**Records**

□ □ □

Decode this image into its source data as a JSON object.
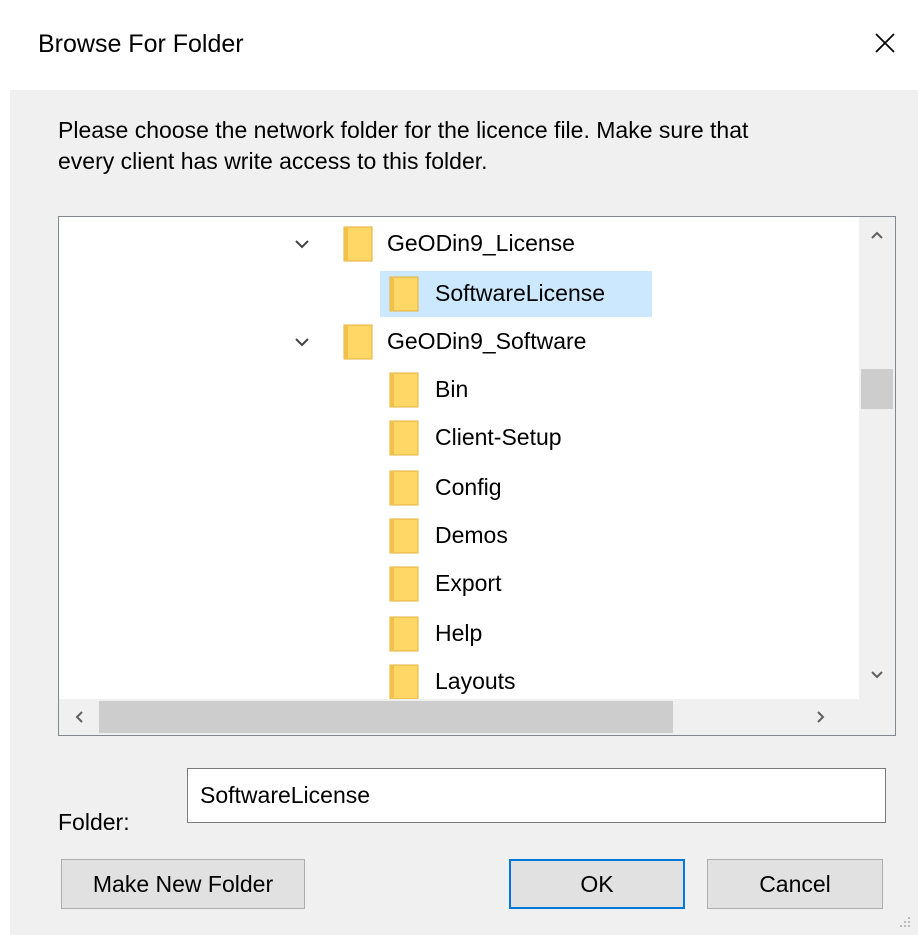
{
  "window": {
    "title": "Browse For Folder",
    "close_icon": "close-icon"
  },
  "prompt": {
    "line1": "Please choose the network folder for the licence file. Make sure that",
    "line2": "every client has write access to this folder."
  },
  "tree": {
    "selected_item": "SoftwareLicense",
    "items": [
      {
        "label": "GeODin9_License",
        "level": 0,
        "expanded": true,
        "icon": "folder-icon"
      },
      {
        "label": "SoftwareLicense",
        "level": 1,
        "expanded": false,
        "icon": "folder-icon"
      },
      {
        "label": "GeODin9_Software",
        "level": 0,
        "expanded": true,
        "icon": "folder-icon"
      },
      {
        "label": "Bin",
        "level": 1,
        "icon": "folder-icon"
      },
      {
        "label": "Client-Setup",
        "level": 1,
        "icon": "folder-icon"
      },
      {
        "label": "Config",
        "level": 1,
        "icon": "folder-icon"
      },
      {
        "label": "Demos",
        "level": 1,
        "icon": "folder-icon"
      },
      {
        "label": "Export",
        "level": 1,
        "icon": "folder-icon"
      },
      {
        "label": "Help",
        "level": 1,
        "icon": "folder-icon"
      },
      {
        "label": "Layouts",
        "level": 1,
        "icon": "folder-icon"
      }
    ]
  },
  "folder": {
    "label": "Folder:",
    "value": "SoftwareLicense"
  },
  "buttons": {
    "make_new_folder": "Make New Folder",
    "ok": "OK",
    "cancel": "Cancel"
  },
  "colors": {
    "selection": "#cce8ff",
    "folder_yellow": "#ffd766",
    "default_button_border": "#0078d7",
    "dialog_background": "#f0f0f0"
  }
}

□ □ □

The records above must be echoed exactly, minus their pictures.

**EXERCISE RESULT**
Decode this image into its source data as a JSON object.
{
  "window": {
    "title": "Browse For Folder",
    "close_icon": "close-icon"
  },
  "prompt": {
    "line1": "Please choose the network folder for the licence file. Make sure that",
    "line2": "every client has write access to this folder."
  },
  "tree": {
    "selected_item": "SoftwareLicense",
    "items": [
      {
        "label": "GeODin9_License",
        "level": 0,
        "expanded": true,
        "icon": "folder-icon"
      },
      {
        "label": "SoftwareLicense",
        "level": 1,
        "expanded": false,
        "icon": "folder-icon"
      },
      {
        "label": "GeODin9_Software",
        "level": 0,
        "expanded": true,
        "icon": "folder-icon"
      },
      {
        "label": "Bin",
        "level": 1,
        "icon": "folder-icon"
      },
      {
        "label": "Client-Setup",
        "level": 1,
        "icon": "folder-icon"
      },
      {
        "label": "Config",
        "level": 1,
        "icon": "folder-icon"
      },
      {
        "label": "Demos",
        "level": 1,
        "icon": "folder-icon"
      },
      {
        "label": "Export",
        "level": 1,
        "icon": "folder-icon"
      },
      {
        "label": "Help",
        "level": 1,
        "icon": "folder-icon"
      },
      {
        "label": "Layouts",
        "level": 1,
        "icon": "folder-icon"
      }
    ]
  },
  "folder": {
    "label": "Folder:",
    "value": "SoftwareLicense"
  },
  "buttons": {
    "make_new_folder": "Make New Folder",
    "ok": "OK",
    "cancel": "Cancel"
  },
  "colors": {
    "selection": "#cce8ff",
    "folder_yellow": "#ffd766",
    "default_button_border": "#0078d7",
    "dialog_background": "#f0f0f0"
  }
}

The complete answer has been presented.